— Start of PROVIDED DATA —

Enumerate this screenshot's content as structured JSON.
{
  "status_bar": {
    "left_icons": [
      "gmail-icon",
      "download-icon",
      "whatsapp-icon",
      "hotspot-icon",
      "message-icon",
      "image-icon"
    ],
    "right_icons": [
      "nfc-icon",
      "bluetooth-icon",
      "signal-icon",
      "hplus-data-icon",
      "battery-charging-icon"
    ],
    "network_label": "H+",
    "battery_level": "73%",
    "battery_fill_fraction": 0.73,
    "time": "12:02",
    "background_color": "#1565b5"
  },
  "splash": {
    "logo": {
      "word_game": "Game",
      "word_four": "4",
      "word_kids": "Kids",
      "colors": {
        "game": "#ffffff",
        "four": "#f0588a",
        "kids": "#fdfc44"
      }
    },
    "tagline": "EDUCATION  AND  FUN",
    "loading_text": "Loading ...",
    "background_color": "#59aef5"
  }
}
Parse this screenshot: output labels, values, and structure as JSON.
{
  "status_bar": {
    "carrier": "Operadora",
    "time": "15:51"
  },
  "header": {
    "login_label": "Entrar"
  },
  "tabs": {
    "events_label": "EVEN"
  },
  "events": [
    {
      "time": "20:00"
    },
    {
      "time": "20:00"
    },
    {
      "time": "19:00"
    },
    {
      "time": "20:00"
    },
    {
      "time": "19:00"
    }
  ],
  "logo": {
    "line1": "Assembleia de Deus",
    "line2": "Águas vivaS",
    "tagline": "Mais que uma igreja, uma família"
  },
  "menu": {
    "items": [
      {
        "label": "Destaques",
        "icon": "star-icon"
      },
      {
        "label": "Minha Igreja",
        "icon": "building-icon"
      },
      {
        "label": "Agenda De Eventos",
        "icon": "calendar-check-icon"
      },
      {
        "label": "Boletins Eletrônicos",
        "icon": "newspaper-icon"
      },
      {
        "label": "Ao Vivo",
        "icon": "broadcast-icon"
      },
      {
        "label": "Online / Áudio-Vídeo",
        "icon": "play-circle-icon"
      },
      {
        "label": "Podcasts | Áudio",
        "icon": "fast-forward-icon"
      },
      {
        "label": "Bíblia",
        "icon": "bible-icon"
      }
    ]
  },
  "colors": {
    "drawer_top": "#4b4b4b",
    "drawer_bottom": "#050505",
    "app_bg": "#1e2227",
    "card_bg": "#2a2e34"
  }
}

— End of PROVIDED DATA —

Output exactly the lines between the one containing "Parse this screenshot: output" and the final line above, both inclusive.

Parse this screenshot: output labels, values, and structure as JSON.
{
  "status_bar": {
    "carrier": "Operadora",
    "time": "15:51"
  },
  "header": {
    "login_label": "Entrar"
  },
  "tabs": {
    "events_label": "EVEN"
  },
  "events": [
    {
      "time": "20:00"
    },
    {
      "time": "20:00"
    },
    {
      "time": "19:00"
    },
    {
      "time": "20:00"
    },
    {
      "time": "19:00"
    }
  ],
  "logo": {
    "line1": "Assembleia de Deus",
    "line2": "Águas vivaS",
    "tagline": "Mais que uma igreja, uma família"
  },
  "menu": {
    "items": [
      {
        "label": "Destaques",
        "icon": "star-icon"
      },
      {
        "label": "Minha Igreja",
        "icon": "building-icon"
      },
      {
        "label": "Agenda De Eventos",
        "icon": "calendar-check-icon"
      },
      {
        "label": "Boletins Eletrônicos",
        "icon": "newspaper-icon"
      },
      {
        "label": "Ao Vivo",
        "icon": "broadcast-icon"
      },
      {
        "label": "Online / Áudio-Vídeo",
        "icon": "play-circle-icon"
      },
      {
        "label": "Podcasts | Áudio",
        "icon": "fast-forward-icon"
      },
      {
        "label": "Bíblia",
        "icon": "bible-icon"
      }
    ]
  },
  "colors": {
    "drawer_top": "#4b4b4b",
    "drawer_bottom": "#050505",
    "app_bg": "#1e2227",
    "card_bg": "#2a2e34"
  }
}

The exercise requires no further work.